What the task requires: Drop the images; return everything else in the listing below exactly.

— Begin —

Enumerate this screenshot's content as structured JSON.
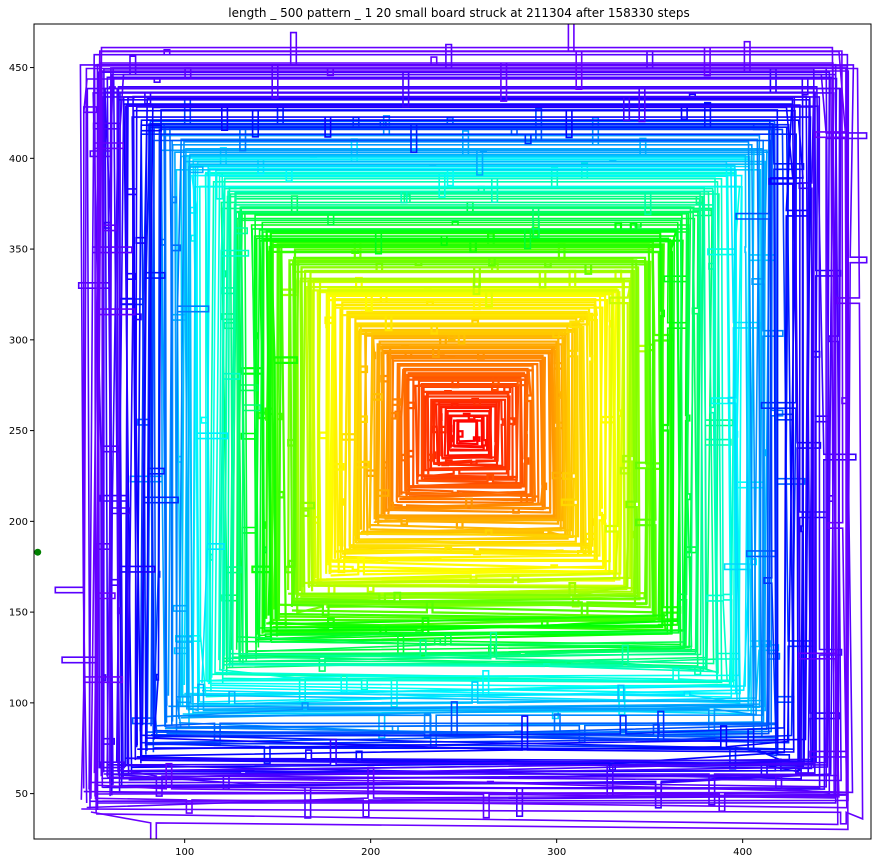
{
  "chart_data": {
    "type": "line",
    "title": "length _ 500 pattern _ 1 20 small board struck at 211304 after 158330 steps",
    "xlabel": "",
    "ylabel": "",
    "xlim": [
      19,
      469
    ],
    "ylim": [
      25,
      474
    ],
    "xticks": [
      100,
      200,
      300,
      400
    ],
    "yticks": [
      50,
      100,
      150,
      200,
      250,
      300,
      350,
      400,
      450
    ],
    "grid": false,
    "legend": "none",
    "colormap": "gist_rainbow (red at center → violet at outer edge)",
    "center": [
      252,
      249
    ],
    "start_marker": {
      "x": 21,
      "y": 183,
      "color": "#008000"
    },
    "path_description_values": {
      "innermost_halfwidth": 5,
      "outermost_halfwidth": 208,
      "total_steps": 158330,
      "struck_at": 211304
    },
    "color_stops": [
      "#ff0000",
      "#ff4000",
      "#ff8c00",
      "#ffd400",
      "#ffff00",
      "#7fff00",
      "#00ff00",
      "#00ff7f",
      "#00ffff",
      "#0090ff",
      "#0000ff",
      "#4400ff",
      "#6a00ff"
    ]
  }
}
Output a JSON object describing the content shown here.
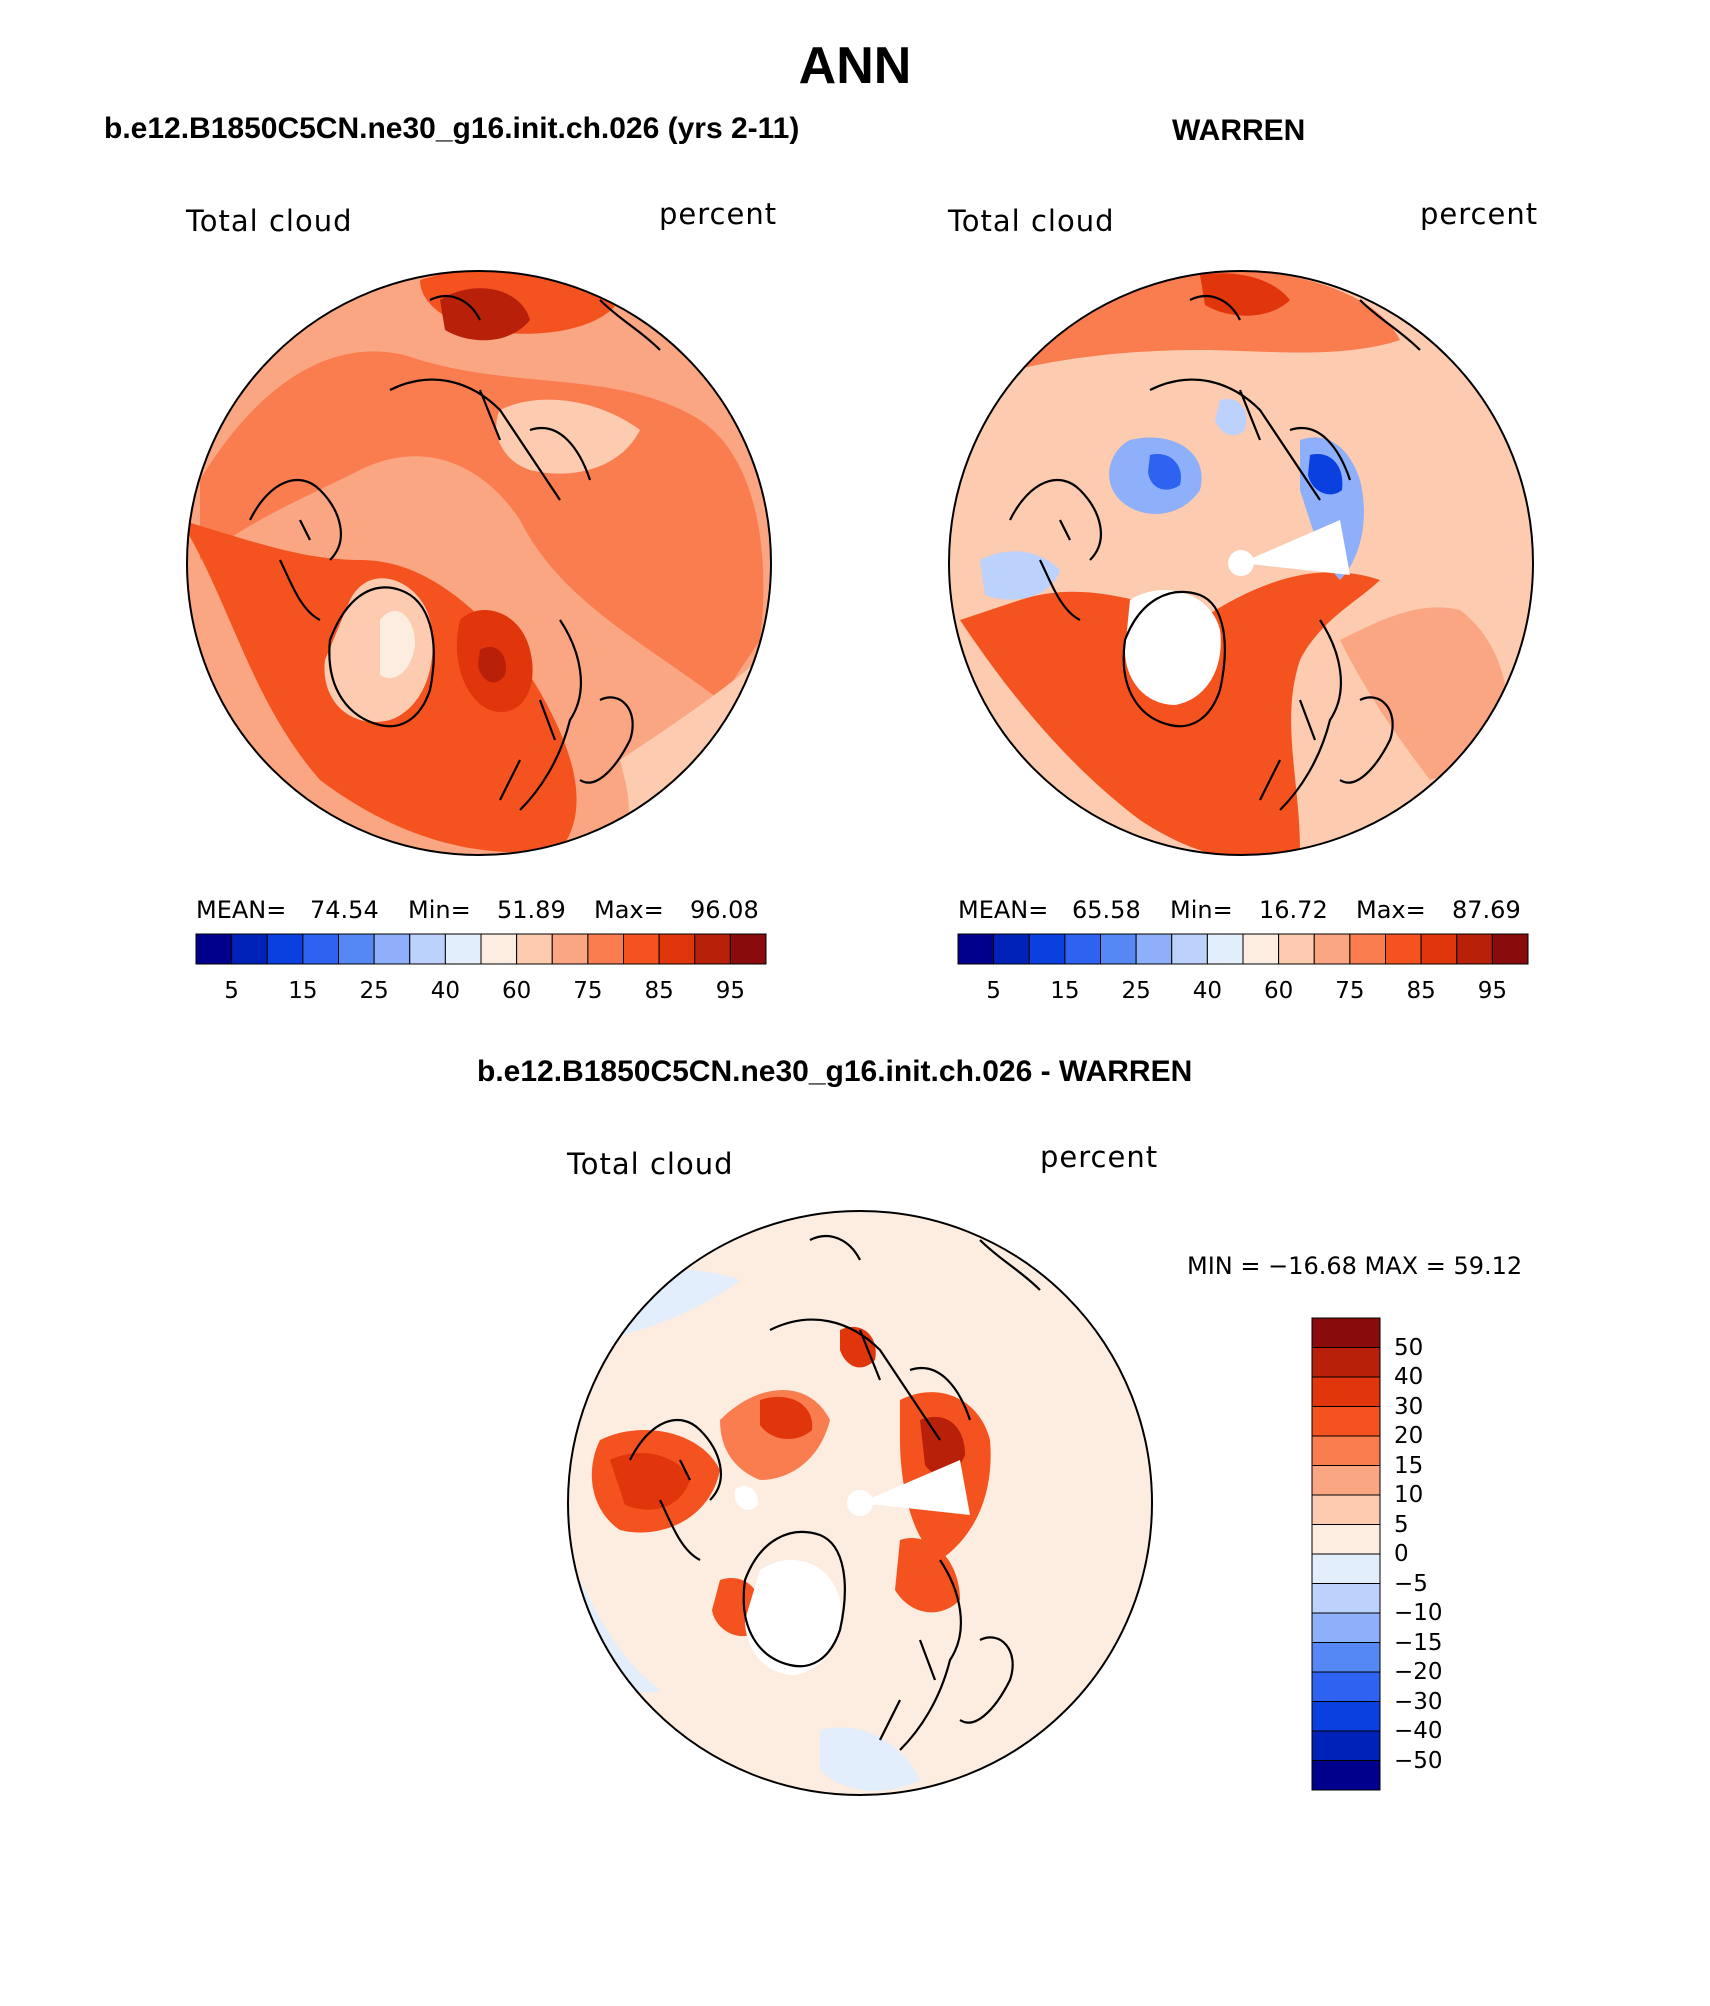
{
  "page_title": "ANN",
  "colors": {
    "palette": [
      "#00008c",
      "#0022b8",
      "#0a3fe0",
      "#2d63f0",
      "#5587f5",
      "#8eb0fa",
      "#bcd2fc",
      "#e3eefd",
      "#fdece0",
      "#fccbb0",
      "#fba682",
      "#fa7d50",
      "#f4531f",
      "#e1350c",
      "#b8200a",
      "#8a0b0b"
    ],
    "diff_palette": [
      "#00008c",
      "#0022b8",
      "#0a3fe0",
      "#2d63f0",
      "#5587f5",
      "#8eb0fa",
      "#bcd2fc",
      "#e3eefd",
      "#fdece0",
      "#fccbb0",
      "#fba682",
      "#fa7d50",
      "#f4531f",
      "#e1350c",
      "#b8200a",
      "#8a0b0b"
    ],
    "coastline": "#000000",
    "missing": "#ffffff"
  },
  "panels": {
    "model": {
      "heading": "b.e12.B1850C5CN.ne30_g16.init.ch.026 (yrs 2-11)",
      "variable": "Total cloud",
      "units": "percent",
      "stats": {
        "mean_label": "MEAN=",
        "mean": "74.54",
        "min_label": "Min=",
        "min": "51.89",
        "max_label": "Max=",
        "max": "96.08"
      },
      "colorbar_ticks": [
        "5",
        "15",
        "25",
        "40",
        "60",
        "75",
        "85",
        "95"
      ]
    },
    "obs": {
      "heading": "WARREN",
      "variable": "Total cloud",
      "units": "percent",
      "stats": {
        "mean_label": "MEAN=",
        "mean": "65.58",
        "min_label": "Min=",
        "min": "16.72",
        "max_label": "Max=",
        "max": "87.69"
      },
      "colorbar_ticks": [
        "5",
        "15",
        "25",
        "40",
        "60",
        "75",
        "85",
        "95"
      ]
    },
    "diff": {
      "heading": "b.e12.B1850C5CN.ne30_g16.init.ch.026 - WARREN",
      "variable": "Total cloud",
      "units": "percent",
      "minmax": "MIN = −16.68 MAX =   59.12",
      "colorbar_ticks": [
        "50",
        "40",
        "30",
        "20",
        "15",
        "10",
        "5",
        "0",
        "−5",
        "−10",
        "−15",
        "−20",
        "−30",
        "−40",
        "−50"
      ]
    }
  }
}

— End —

Solution to this task:
Enumerate this screenshot's content as structured JSON.
{
  "chart_data": {
    "type": "line",
    "title": "length _ 500 pattern _ 1 20 small board struck at 211304 after 158330 steps",
    "xlabel": "",
    "ylabel": "",
    "xlim": [
      19,
      469
    ],
    "ylim": [
      25,
      474
    ],
    "xticks": [
      100,
      200,
      300,
      400
    ],
    "yticks": [
      50,
      100,
      150,
      200,
      250,
      300,
      350,
      400,
      450
    ],
    "grid": false,
    "legend": "none",
    "colormap": "gist_rainbow (red at center → violet at outer edge)",
    "center": [
      252,
      249
    ],
    "start_marker": {
      "x": 21,
      "y": 183,
      "color": "#008000"
    },
    "path_description_values": {
      "innermost_halfwidth": 5,
      "outermost_halfwidth": 208,
      "total_steps": 158330,
      "struck_at": 211304
    },
    "color_stops": [
      "#ff0000",
      "#ff4000",
      "#ff8c00",
      "#ffd400",
      "#ffff00",
      "#7fff00",
      "#00ff00",
      "#00ff7f",
      "#00ffff",
      "#0090ff",
      "#0000ff",
      "#4400ff",
      "#6a00ff"
    ]
  }
}
Output a JSON object describing the content shown here.
{
  "page_title": "ANN",
  "colors": {
    "palette": [
      "#00008c",
      "#0022b8",
      "#0a3fe0",
      "#2d63f0",
      "#5587f5",
      "#8eb0fa",
      "#bcd2fc",
      "#e3eefd",
      "#fdece0",
      "#fccbb0",
      "#fba682",
      "#fa7d50",
      "#f4531f",
      "#e1350c",
      "#b8200a",
      "#8a0b0b"
    ],
    "diff_palette": [
      "#00008c",
      "#0022b8",
      "#0a3fe0",
      "#2d63f0",
      "#5587f5",
      "#8eb0fa",
      "#bcd2fc",
      "#e3eefd",
      "#fdece0",
      "#fccbb0",
      "#fba682",
      "#fa7d50",
      "#f4531f",
      "#e1350c",
      "#b8200a",
      "#8a0b0b"
    ],
    "coastline": "#000000",
    "missing": "#ffffff"
  },
  "panels": {
    "model": {
      "heading": "b.e12.B1850C5CN.ne30_g16.init.ch.026 (yrs 2-11)",
      "variable": "Total cloud",
      "units": "percent",
      "stats": {
        "mean_label": "MEAN=",
        "mean": "74.54",
        "min_label": "Min=",
        "min": "51.89",
        "max_label": "Max=",
        "max": "96.08"
      },
      "colorbar_ticks": [
        "5",
        "15",
        "25",
        "40",
        "60",
        "75",
        "85",
        "95"
      ]
    },
    "obs": {
      "heading": "WARREN",
      "variable": "Total cloud",
      "units": "percent",
      "stats": {
        "mean_label": "MEAN=",
        "mean": "65.58",
        "min_label": "Min=",
        "min": "16.72",
        "max_label": "Max=",
        "max": "87.69"
      },
      "colorbar_ticks": [
        "5",
        "15",
        "25",
        "40",
        "60",
        "75",
        "85",
        "95"
      ]
    },
    "diff": {
      "heading": "b.e12.B1850C5CN.ne30_g16.init.ch.026 - WARREN",
      "variable": "Total cloud",
      "units": "percent",
      "minmax": "MIN = −16.68 MAX =   59.12",
      "colorbar_ticks": [
        "50",
        "40",
        "30",
        "20",
        "15",
        "10",
        "5",
        "0",
        "−5",
        "−10",
        "−15",
        "−20",
        "−30",
        "−40",
        "−50"
      ]
    }
  }
}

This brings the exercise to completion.